DIRECTIONS FOR THIS TASK → Identify the lines that contain the word "Velocity", then copy them.

────────

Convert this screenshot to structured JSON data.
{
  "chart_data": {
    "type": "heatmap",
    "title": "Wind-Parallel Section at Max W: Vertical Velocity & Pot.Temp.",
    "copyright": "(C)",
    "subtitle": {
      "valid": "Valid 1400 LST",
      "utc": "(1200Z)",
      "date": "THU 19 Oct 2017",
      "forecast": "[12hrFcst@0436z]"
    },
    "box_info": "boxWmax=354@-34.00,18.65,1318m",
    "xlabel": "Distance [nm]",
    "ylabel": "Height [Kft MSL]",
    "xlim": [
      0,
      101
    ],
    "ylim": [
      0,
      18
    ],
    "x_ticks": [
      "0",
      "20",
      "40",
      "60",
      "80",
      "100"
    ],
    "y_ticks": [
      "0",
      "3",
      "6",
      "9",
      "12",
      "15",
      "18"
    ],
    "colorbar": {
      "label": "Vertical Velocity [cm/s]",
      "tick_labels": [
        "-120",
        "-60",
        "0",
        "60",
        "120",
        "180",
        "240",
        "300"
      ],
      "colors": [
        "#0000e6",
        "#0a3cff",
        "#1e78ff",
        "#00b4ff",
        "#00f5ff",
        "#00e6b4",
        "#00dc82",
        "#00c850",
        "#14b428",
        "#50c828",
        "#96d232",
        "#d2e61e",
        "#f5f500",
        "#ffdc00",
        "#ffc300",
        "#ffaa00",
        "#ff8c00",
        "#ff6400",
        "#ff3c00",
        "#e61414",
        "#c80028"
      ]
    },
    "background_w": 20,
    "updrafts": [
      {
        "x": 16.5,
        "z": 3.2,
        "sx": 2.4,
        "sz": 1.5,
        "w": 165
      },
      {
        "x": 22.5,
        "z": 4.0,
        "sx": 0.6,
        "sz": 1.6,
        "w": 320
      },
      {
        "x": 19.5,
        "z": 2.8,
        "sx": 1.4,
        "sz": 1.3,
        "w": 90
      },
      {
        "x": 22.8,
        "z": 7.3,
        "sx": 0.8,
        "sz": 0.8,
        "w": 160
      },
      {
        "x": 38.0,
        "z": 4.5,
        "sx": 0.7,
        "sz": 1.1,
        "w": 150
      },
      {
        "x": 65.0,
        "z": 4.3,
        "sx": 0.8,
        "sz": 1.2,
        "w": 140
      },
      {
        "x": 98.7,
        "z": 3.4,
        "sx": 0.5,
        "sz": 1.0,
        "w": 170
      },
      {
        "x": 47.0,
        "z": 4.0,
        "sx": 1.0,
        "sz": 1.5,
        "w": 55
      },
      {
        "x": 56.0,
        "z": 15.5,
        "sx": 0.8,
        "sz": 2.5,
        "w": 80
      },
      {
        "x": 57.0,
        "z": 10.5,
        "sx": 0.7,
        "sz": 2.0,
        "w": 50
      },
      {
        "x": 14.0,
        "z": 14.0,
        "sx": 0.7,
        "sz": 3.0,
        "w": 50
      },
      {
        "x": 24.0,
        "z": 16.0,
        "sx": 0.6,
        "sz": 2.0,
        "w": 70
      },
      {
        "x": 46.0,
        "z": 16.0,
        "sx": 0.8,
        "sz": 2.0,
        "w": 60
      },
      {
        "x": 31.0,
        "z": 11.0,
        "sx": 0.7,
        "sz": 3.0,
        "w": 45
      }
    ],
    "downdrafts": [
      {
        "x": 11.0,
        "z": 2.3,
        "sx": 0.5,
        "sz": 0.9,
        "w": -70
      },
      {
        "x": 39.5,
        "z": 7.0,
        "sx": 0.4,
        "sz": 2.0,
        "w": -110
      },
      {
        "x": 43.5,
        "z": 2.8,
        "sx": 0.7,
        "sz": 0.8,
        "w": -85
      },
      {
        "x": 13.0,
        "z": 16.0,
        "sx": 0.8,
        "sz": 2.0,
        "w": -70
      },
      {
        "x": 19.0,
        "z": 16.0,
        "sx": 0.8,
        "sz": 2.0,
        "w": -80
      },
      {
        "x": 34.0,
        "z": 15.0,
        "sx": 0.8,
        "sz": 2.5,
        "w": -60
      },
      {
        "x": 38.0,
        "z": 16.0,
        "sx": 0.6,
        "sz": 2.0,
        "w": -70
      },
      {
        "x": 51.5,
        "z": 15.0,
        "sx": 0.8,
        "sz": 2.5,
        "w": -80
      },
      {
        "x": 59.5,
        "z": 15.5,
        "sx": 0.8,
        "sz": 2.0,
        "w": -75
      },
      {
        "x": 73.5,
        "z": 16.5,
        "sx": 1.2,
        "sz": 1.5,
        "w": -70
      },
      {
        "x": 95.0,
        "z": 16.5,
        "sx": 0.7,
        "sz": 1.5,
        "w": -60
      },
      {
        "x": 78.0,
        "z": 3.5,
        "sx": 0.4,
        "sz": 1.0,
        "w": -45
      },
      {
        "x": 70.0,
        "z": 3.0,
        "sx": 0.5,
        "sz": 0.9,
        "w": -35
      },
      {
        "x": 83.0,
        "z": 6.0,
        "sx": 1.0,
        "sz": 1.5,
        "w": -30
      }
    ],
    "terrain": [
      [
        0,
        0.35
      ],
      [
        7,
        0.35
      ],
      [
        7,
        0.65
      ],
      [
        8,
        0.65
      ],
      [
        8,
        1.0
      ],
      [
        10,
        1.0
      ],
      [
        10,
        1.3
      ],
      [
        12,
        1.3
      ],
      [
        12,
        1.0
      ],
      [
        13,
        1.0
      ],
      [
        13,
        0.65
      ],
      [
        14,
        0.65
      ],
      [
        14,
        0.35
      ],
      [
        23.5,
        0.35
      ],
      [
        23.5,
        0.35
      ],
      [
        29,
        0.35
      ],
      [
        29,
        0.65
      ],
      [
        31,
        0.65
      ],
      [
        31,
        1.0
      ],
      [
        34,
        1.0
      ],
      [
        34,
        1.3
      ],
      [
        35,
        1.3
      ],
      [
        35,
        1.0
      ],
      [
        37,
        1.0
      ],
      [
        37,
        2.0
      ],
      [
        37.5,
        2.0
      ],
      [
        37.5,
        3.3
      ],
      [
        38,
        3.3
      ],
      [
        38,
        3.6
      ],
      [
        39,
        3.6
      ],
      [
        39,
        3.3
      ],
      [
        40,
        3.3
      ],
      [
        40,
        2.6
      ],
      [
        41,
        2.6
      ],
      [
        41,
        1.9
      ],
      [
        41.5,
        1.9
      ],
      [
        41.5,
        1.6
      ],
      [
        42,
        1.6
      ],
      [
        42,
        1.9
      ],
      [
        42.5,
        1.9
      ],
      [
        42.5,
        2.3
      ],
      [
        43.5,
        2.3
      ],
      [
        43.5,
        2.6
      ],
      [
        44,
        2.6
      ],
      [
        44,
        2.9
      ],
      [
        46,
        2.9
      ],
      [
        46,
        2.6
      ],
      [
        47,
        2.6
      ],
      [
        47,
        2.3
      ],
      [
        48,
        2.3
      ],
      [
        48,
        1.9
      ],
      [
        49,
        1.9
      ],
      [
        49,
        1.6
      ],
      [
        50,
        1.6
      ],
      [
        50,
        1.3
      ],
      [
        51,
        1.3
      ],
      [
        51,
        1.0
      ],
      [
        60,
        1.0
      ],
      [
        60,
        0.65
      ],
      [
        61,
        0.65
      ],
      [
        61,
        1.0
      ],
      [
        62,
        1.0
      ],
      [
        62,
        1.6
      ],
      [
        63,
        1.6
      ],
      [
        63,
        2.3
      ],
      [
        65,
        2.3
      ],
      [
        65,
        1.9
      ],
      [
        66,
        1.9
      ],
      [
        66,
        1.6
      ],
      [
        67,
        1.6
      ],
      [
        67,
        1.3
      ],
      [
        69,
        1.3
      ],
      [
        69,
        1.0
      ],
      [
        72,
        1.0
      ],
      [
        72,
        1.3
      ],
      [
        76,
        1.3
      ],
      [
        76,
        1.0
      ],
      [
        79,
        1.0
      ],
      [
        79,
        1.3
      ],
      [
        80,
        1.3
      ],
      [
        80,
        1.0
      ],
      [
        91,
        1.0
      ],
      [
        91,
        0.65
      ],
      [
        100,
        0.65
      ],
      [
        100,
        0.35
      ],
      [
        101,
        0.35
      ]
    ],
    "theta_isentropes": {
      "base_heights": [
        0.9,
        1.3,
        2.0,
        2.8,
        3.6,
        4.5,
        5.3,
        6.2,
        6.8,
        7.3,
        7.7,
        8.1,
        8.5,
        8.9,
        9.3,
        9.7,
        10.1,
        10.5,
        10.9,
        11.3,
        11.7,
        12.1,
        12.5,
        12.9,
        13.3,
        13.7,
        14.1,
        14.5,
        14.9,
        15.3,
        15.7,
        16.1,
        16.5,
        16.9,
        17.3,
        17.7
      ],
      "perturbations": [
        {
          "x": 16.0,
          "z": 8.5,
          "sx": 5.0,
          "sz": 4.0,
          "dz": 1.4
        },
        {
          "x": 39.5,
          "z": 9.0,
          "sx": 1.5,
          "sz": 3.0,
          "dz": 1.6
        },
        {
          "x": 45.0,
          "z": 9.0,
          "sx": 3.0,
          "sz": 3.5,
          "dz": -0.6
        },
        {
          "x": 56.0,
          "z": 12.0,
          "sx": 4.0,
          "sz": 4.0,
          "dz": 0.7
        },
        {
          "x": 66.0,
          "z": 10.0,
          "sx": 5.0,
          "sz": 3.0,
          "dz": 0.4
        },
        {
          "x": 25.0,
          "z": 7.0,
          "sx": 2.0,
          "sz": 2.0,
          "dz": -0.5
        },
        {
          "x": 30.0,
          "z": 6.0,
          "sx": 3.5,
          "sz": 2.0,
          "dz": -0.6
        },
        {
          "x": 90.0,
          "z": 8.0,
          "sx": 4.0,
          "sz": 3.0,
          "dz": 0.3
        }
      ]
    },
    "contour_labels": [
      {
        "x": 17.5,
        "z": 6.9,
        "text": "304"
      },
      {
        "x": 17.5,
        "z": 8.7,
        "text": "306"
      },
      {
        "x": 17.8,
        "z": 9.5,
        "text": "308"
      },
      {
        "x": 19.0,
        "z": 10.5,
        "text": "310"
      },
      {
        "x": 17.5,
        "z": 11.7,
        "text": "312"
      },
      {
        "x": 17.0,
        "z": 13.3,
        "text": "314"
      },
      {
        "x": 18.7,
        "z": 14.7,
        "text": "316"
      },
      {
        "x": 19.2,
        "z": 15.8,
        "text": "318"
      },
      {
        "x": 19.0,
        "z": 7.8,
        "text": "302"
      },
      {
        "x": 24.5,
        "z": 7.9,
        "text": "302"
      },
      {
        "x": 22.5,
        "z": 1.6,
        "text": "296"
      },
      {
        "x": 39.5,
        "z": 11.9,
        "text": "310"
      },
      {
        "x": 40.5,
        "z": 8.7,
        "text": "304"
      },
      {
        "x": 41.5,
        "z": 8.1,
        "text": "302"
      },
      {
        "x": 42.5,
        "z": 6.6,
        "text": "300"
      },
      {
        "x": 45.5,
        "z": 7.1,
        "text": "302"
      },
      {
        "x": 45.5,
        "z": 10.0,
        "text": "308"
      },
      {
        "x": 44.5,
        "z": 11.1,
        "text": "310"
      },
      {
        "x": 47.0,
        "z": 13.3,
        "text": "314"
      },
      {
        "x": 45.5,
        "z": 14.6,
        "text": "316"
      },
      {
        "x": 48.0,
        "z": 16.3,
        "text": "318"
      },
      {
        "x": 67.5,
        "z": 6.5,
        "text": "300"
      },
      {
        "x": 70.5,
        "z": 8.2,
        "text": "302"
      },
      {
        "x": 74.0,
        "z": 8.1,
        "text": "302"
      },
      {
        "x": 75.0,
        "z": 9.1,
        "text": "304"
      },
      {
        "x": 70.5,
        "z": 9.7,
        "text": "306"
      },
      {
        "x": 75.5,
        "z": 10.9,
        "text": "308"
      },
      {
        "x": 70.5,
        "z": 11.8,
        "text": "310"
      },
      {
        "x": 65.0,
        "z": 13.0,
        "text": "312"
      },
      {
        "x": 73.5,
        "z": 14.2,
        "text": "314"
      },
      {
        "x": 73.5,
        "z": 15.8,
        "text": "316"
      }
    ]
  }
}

────────

RIGHT ANSWER →
    "title": "Wind-Parallel Section at Max W: Vertical Velocity & Pot.Temp.",
      "label": "Vertical Velocity [cm/s]",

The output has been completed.